- [Extracted data]
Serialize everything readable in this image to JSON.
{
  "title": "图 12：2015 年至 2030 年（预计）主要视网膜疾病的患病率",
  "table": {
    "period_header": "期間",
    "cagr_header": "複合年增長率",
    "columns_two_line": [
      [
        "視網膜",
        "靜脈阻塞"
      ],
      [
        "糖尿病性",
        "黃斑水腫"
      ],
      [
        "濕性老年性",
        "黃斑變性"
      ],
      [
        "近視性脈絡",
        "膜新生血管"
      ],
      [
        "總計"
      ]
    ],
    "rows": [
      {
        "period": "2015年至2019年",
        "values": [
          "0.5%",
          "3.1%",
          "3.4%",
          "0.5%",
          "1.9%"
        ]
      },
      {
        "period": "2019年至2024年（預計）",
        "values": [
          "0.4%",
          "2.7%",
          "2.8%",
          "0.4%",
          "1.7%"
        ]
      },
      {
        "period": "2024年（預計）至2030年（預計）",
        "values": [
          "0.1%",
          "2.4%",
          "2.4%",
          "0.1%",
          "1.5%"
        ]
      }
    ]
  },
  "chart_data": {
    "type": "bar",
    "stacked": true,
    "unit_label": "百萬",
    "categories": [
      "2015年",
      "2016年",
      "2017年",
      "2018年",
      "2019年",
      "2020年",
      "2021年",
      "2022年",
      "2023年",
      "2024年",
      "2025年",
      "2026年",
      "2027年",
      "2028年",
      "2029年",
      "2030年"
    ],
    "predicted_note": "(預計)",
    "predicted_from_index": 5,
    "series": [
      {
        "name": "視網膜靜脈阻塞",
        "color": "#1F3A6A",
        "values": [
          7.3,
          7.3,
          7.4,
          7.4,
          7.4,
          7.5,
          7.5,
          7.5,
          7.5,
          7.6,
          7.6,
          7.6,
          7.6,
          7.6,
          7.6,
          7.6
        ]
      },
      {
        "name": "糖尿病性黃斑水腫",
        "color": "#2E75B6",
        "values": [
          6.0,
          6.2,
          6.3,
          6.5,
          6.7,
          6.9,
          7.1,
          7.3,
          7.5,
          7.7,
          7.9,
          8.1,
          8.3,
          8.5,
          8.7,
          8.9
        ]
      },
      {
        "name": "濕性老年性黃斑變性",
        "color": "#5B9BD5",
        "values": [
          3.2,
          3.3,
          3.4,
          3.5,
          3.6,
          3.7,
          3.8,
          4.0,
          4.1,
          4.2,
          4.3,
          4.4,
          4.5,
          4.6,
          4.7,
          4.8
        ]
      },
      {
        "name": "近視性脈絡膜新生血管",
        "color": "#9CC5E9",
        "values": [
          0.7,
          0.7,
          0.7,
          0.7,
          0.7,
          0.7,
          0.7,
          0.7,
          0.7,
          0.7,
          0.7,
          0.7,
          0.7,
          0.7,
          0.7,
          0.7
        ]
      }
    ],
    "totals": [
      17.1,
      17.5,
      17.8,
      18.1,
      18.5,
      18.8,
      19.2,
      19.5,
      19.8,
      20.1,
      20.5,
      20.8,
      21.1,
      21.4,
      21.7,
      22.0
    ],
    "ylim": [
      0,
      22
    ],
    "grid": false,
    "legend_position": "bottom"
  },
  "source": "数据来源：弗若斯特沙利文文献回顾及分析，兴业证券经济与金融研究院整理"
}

- [Do this] Scan the listing above for the word "name" and show each line where it is found.

- [The output]
        "name": "視網膜靜脈阻塞",
        "name": "糖尿病性黃斑水腫",
        "name": "濕性老年性黃斑變性",
        "name": "近視性脈絡膜新生血管",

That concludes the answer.